Raw records:
[Start]

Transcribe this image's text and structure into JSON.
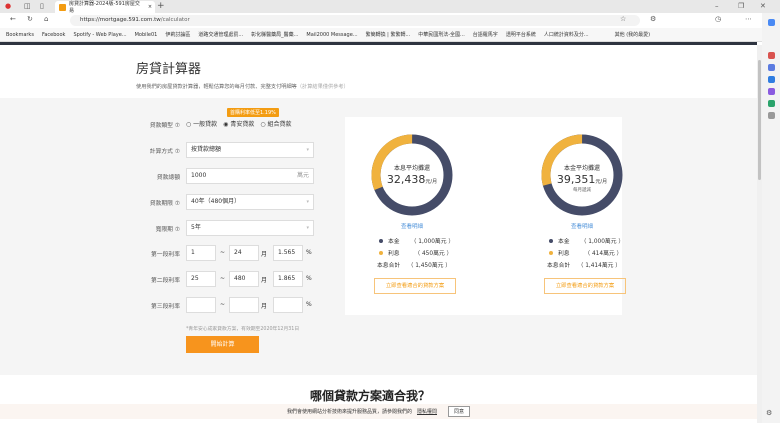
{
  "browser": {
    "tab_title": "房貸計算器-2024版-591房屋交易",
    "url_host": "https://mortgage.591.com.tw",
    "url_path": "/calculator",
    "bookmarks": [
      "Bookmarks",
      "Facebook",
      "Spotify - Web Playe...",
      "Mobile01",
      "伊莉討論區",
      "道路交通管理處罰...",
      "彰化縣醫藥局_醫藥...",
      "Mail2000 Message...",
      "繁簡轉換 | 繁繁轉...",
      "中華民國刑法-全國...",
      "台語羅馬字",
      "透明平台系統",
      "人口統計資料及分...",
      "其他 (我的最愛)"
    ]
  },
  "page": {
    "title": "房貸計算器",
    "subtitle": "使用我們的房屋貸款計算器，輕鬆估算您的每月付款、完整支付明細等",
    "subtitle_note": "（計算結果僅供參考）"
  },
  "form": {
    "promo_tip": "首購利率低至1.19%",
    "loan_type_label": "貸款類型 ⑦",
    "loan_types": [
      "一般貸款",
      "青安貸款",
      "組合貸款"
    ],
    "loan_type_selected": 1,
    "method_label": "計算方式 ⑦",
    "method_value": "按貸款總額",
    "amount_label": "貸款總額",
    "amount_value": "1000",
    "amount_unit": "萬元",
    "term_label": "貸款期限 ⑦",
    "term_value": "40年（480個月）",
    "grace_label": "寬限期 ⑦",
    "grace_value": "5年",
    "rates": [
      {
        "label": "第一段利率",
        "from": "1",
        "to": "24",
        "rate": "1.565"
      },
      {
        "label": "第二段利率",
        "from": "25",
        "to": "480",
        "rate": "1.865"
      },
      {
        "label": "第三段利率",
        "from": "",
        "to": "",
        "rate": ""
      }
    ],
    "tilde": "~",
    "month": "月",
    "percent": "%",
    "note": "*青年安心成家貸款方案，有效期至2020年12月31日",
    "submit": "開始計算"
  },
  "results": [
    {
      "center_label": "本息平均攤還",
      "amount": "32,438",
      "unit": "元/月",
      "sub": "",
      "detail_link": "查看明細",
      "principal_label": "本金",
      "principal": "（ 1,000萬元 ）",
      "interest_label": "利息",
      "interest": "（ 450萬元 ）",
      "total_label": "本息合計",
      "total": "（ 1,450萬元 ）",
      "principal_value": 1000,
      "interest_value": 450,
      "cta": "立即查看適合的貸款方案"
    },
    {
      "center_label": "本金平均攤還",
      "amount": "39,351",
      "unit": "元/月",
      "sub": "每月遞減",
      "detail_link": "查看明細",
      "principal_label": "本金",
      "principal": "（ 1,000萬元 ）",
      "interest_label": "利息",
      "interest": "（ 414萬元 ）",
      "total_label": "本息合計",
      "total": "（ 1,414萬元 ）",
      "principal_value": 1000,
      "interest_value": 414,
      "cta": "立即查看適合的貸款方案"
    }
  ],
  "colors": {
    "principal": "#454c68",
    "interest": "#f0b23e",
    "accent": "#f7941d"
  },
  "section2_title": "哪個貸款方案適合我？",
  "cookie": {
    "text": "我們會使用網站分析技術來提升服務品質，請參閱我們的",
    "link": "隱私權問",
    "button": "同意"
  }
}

[End]
[Start]

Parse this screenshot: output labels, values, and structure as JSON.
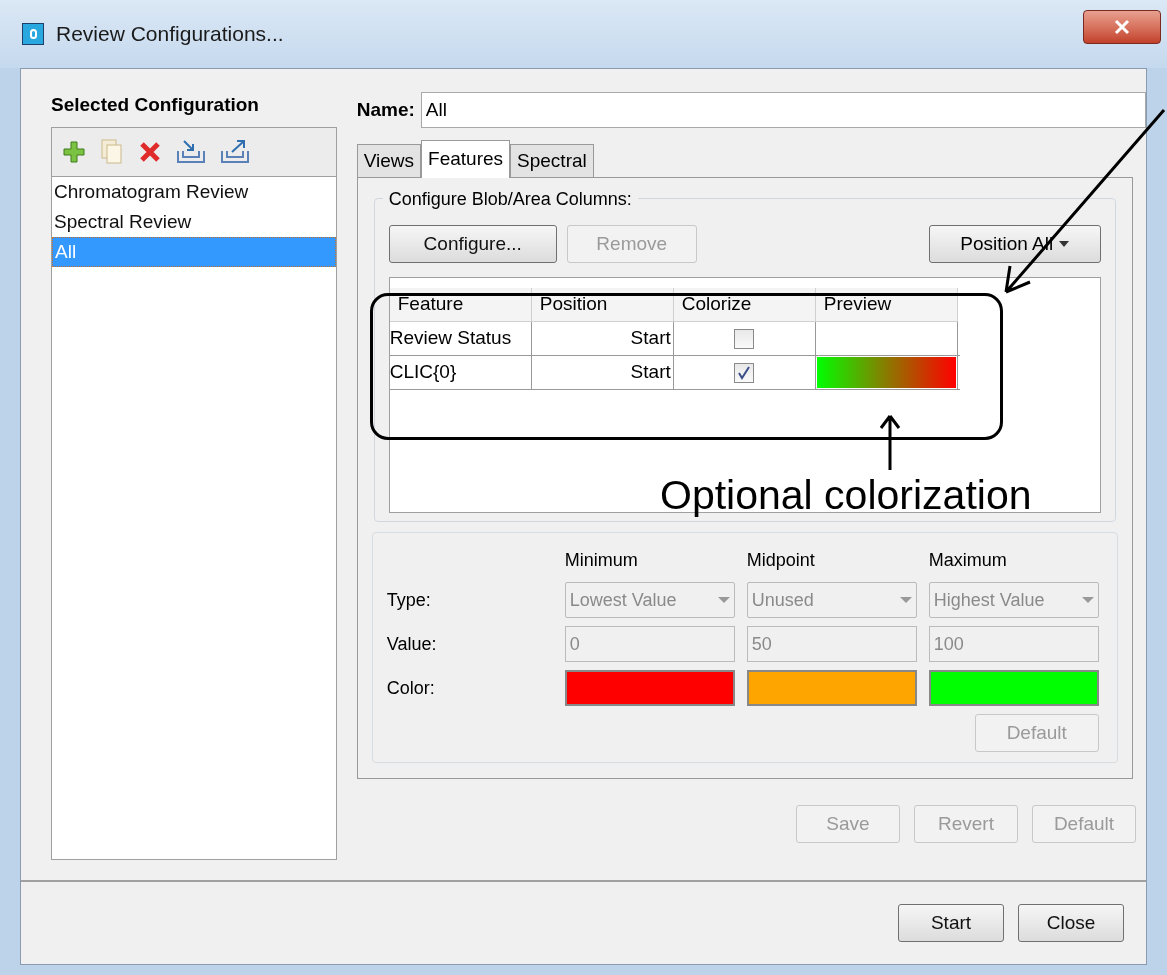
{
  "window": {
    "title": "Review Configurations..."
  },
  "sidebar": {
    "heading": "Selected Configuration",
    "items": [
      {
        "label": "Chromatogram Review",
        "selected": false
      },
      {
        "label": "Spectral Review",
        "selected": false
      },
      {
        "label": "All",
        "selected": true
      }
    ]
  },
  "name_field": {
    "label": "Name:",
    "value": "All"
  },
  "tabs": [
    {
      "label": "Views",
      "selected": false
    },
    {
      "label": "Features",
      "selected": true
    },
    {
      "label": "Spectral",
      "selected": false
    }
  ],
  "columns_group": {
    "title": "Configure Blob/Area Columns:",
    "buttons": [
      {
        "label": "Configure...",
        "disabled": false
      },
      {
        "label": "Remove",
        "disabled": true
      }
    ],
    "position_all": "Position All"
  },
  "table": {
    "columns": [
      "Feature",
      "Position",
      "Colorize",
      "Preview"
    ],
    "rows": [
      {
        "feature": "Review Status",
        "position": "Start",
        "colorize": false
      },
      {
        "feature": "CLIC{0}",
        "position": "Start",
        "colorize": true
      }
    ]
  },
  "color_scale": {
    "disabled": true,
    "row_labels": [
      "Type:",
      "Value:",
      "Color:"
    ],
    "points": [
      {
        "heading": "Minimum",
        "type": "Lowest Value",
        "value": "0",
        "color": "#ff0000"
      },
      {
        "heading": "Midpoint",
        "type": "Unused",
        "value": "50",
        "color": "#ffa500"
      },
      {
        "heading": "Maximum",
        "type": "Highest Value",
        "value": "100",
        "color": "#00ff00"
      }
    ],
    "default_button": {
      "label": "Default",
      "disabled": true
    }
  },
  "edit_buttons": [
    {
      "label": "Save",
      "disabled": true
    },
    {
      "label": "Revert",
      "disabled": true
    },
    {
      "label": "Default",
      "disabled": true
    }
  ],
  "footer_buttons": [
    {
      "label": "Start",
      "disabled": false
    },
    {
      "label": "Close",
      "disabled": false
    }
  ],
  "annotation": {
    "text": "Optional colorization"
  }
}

[End]

WHAT YOU WILL DO: Go through the data and gather every line that holds "heading".

EXERCISE RESULT:
    "heading": "Selected Configuration",
        "heading": "Minimum",
        "heading": "Midpoint",
        "heading": "Maximum",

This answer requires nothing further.